Stored records »
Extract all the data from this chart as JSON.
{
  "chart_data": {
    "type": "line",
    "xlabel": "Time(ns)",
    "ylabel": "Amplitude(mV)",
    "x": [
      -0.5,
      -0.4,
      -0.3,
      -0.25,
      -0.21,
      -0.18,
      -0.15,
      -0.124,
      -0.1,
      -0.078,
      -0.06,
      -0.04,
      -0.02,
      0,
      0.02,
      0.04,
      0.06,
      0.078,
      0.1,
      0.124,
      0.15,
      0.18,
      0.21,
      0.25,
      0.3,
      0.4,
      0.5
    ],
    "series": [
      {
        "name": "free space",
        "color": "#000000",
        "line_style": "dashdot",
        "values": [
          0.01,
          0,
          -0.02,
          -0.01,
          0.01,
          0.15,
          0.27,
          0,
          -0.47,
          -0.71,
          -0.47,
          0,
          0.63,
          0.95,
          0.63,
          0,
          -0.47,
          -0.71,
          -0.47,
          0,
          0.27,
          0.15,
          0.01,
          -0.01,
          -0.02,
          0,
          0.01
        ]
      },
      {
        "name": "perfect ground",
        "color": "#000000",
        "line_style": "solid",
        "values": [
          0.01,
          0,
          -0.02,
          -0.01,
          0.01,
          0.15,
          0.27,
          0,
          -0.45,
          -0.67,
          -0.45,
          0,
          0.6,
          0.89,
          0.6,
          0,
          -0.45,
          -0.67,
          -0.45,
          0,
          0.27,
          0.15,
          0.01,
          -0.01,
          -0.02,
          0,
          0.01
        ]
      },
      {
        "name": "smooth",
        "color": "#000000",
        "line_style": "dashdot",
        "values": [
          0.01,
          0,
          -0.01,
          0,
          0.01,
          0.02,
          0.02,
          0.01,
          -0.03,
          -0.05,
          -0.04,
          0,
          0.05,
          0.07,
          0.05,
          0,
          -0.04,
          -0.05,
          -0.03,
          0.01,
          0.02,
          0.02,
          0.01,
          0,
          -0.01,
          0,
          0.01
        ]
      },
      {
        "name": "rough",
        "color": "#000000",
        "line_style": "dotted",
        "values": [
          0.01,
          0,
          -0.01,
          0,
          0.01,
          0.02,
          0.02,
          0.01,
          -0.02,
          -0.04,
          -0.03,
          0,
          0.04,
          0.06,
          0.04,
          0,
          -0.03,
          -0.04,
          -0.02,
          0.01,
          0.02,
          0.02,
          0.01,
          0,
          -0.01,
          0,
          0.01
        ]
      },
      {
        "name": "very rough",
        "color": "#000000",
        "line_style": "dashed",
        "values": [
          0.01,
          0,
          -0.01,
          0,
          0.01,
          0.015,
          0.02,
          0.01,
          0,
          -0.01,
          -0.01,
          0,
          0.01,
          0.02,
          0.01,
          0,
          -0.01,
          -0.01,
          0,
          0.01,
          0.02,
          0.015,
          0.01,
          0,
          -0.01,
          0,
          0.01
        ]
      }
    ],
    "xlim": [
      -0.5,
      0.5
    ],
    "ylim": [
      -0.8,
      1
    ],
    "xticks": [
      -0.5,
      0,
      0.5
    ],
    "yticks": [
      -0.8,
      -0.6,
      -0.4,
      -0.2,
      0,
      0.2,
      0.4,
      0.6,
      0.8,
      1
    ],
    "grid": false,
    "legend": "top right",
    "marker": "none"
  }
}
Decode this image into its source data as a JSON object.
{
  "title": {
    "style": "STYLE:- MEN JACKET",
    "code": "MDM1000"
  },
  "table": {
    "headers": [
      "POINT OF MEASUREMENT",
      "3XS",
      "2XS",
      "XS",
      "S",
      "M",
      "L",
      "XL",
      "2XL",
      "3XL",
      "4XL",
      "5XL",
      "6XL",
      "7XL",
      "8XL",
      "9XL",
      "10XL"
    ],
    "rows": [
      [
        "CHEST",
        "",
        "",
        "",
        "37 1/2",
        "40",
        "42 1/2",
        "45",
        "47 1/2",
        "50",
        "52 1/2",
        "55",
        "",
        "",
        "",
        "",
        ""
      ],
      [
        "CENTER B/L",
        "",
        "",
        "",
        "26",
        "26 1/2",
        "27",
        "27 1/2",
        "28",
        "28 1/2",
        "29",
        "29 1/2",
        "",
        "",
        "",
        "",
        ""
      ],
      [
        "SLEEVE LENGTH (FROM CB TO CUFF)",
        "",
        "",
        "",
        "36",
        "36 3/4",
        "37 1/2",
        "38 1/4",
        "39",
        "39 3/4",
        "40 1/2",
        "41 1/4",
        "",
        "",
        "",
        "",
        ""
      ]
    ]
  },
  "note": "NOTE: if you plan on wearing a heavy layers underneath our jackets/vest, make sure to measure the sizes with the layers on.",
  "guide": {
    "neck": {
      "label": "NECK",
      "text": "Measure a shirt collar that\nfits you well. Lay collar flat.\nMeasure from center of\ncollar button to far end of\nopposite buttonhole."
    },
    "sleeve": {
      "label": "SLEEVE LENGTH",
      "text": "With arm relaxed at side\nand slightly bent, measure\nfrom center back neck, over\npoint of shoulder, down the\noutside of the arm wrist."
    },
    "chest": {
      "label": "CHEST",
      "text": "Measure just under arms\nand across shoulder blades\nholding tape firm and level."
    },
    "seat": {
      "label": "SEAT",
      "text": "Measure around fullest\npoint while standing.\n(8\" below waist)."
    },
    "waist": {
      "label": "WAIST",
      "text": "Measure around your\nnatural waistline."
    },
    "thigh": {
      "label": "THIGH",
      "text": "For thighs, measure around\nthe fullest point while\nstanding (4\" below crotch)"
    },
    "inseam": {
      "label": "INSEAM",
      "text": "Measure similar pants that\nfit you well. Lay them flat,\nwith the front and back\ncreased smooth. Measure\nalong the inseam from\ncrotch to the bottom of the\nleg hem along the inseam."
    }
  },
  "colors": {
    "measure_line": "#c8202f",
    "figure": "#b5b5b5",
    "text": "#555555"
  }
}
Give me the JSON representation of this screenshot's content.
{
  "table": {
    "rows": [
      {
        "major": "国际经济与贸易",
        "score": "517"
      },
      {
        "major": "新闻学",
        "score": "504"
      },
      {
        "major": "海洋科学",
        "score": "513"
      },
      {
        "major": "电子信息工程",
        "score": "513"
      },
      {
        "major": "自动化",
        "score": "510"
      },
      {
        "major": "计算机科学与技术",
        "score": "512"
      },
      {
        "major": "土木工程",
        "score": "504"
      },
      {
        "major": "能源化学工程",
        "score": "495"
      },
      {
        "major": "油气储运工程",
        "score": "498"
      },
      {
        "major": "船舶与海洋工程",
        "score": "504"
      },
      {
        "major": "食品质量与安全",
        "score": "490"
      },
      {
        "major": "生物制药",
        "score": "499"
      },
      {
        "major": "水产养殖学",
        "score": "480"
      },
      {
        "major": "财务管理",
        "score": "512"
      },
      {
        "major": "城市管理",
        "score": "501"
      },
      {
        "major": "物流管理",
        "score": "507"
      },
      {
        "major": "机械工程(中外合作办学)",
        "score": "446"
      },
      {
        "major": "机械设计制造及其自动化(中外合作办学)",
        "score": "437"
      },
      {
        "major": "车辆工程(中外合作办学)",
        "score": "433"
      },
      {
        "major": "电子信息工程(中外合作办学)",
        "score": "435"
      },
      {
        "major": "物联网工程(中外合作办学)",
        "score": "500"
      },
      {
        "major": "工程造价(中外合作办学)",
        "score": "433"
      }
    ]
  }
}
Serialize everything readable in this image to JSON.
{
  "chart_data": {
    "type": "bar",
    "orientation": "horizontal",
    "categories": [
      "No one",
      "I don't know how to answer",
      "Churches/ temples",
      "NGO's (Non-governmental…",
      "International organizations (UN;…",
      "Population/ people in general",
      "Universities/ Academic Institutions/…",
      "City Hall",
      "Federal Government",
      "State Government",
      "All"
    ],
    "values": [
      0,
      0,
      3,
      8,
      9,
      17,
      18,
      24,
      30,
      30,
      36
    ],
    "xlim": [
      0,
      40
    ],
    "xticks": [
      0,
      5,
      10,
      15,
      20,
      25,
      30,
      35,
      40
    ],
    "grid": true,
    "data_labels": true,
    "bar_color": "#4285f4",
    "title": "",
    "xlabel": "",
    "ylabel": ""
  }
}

Given instruction » Tally up the lines holding the string "nand" in this listing, and report the total alone.

Response to this task » 2